EXERCISE REQUIREMENTS -
In the listing below, pick out lines with "Start".

====== RECORDS FOR THE TASK

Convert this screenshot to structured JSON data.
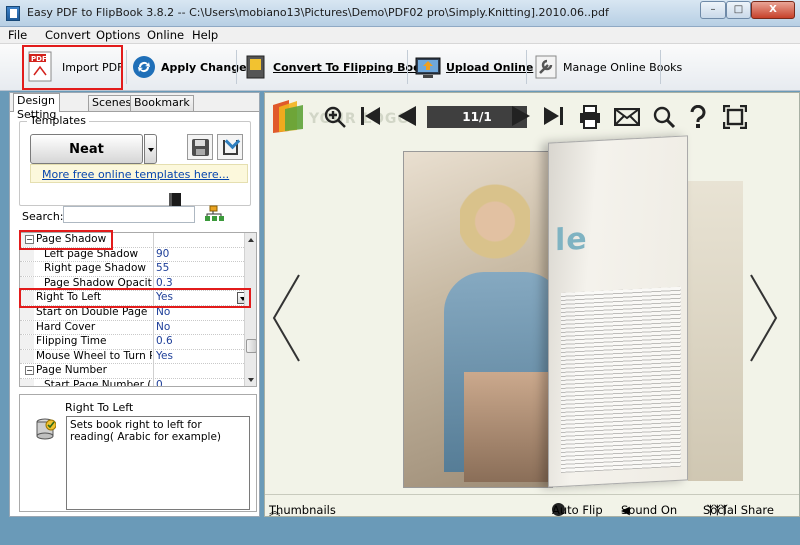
{
  "window": {
    "title": "Easy PDF to FlipBook 3.8.2  -- C:\\Users\\mobiano13\\Pictures\\Demo\\PDF02 pro\\Simply.Knitting].2010.06..pdf",
    "min": "–",
    "max": "□",
    "close": "X"
  },
  "menu": {
    "file": "File",
    "convert": "Convert",
    "options": "Options",
    "online": "Online",
    "help": "Help"
  },
  "toolbar": {
    "import_pdf": "Import PDF",
    "apply_change": "Apply Change",
    "convert": "Convert To Flipping Book",
    "upload": "Upload Online",
    "manage": "Manage Online Books"
  },
  "tabs": {
    "design": "Design Setting",
    "scenes": "Scenes",
    "bookmark": "Bookmark"
  },
  "templates": {
    "title": "Templates",
    "selected": "Neat",
    "more_link": "More free online templates here..."
  },
  "search": {
    "label": "Search:",
    "value": ""
  },
  "properties": {
    "rows": [
      {
        "name": "Page Shadow",
        "value": "",
        "category": true
      },
      {
        "name": "Left page Shadow",
        "value": "90"
      },
      {
        "name": "Right page Shadow",
        "value": "55"
      },
      {
        "name": "Page Shadow Opacity",
        "value": "0.3"
      },
      {
        "name": "Right To Left",
        "value": "Yes",
        "selected": true
      },
      {
        "name": "Start on Double Page",
        "value": "No"
      },
      {
        "name": "Hard Cover",
        "value": "No"
      },
      {
        "name": "Flipping Time",
        "value": "0.6"
      },
      {
        "name": "Mouse Wheel to Turn P...",
        "value": "Yes"
      },
      {
        "name": "Page Number",
        "value": "",
        "category": true
      },
      {
        "name": "Start Page Number (R...",
        "value": "0"
      }
    ]
  },
  "description": {
    "title": "Right To Left",
    "text": "Sets book right to left for reading( Arabic for example)"
  },
  "viewer": {
    "logo_text": "YOUR LOGO",
    "page_indicator": "11/1",
    "magazine_title": "le",
    "bottom": {
      "thumbnails": "Thumbnails",
      "auto_flip": "Auto Flip",
      "sound": "Sound On",
      "social": "Social Share"
    }
  },
  "colors": {
    "highlight": "#e21b1b",
    "link": "#0645ad",
    "value_text": "#1e3f99"
  }
}
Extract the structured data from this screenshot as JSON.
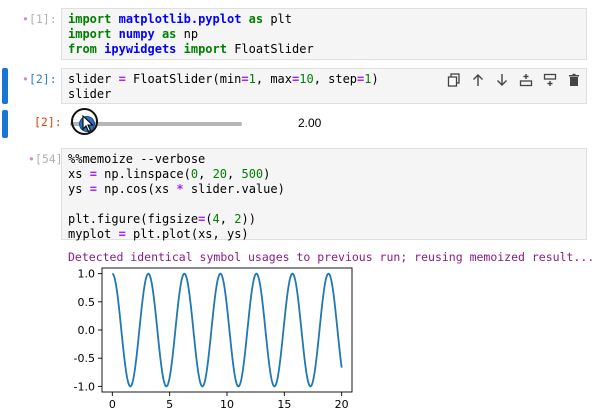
{
  "cells": [
    {
      "prompt": "[1]:",
      "lines": [
        [
          {
            "t": "import",
            "c": "kw"
          },
          {
            "t": " "
          },
          {
            "t": "matplotlib.pyplot",
            "c": "mod"
          },
          {
            "t": " "
          },
          {
            "t": "as",
            "c": "kw"
          },
          {
            "t": " plt"
          }
        ],
        [
          {
            "t": "import",
            "c": "kw"
          },
          {
            "t": " "
          },
          {
            "t": "numpy",
            "c": "mod"
          },
          {
            "t": " "
          },
          {
            "t": "as",
            "c": "kw"
          },
          {
            "t": " np"
          }
        ],
        [
          {
            "t": "from",
            "c": "kw"
          },
          {
            "t": " "
          },
          {
            "t": "ipywidgets",
            "c": "mod"
          },
          {
            "t": " "
          },
          {
            "t": "import",
            "c": "kw"
          },
          {
            "t": " FloatSlider"
          }
        ]
      ]
    },
    {
      "prompt": "[2]:",
      "lines": [
        [
          {
            "t": "slider "
          },
          {
            "t": "=",
            "c": "op"
          },
          {
            "t": " FloatSlider(min"
          },
          {
            "t": "=",
            "c": "op"
          },
          {
            "t": "1",
            "c": "num"
          },
          {
            "t": ", max"
          },
          {
            "t": "=",
            "c": "op"
          },
          {
            "t": "10",
            "c": "num"
          },
          {
            "t": ", step"
          },
          {
            "t": "=",
            "c": "op"
          },
          {
            "t": "1",
            "c": "num"
          },
          {
            "t": ")"
          }
        ],
        [
          {
            "t": "slider"
          }
        ]
      ]
    },
    {
      "prompt": "[54]:",
      "lines": [
        [
          {
            "t": "%%memoize --verbose",
            "c": "magic"
          }
        ],
        [
          {
            "t": "xs "
          },
          {
            "t": "=",
            "c": "op"
          },
          {
            "t": " np"
          },
          {
            "t": "."
          },
          {
            "t": "linspace",
            "c": ""
          },
          {
            "t": "("
          },
          {
            "t": "0",
            "c": "num"
          },
          {
            "t": ", "
          },
          {
            "t": "20",
            "c": "num"
          },
          {
            "t": ", "
          },
          {
            "t": "500",
            "c": "num"
          },
          {
            "t": ")"
          }
        ],
        [
          {
            "t": "ys "
          },
          {
            "t": "=",
            "c": "op"
          },
          {
            "t": " np"
          },
          {
            "t": "."
          },
          {
            "t": "cos(xs "
          },
          {
            "t": "*",
            "c": "op"
          },
          {
            "t": " slider"
          },
          {
            "t": "."
          },
          {
            "t": "value)"
          }
        ],
        [
          {
            "t": ""
          }
        ],
        [
          {
            "t": "plt"
          },
          {
            "t": "."
          },
          {
            "t": "figure(figsize"
          },
          {
            "t": "=",
            "c": "op"
          },
          {
            "t": "("
          },
          {
            "t": "4",
            "c": "num"
          },
          {
            "t": ", "
          },
          {
            "t": "2",
            "c": "num"
          },
          {
            "t": "))"
          }
        ],
        [
          {
            "t": "myplot "
          },
          {
            "t": "=",
            "c": "op"
          },
          {
            "t": " plt"
          },
          {
            "t": "."
          },
          {
            "t": "plot(xs, ys)"
          }
        ]
      ]
    }
  ],
  "output_prompt": "[2]:",
  "slider": {
    "value": 2,
    "value_label": "2.00",
    "min": 1,
    "max": 10
  },
  "stream_output": "Detected identical symbol usages to previous run; reusing memoized result...",
  "toolbar": [
    "duplicate-icon",
    "move-up-icon",
    "move-down-icon",
    "insert-above-icon",
    "insert-below-icon",
    "delete-icon"
  ],
  "colors": {
    "accent": "#1976d2",
    "line": "#1f77b4",
    "stream": "#8b1a8b"
  },
  "chart_data": {
    "type": "line",
    "title": "",
    "xlabel": "",
    "ylabel": "",
    "xlim": [
      -0.9,
      20.9
    ],
    "ylim": [
      -1.1,
      1.1
    ],
    "x_ticks": [
      "0",
      "5",
      "10",
      "15",
      "20"
    ],
    "y_ticks": [
      "1.0",
      "0.5",
      "0.0",
      "-0.5",
      "-1.0"
    ],
    "series": [
      {
        "function": "cos(2x)",
        "x_range": [
          0,
          20
        ],
        "points": 500
      }
    ]
  }
}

============

OUTPUT OF THE TASK -
        "name": "Start on Double Page",
        "name": "Start Page Number (R...",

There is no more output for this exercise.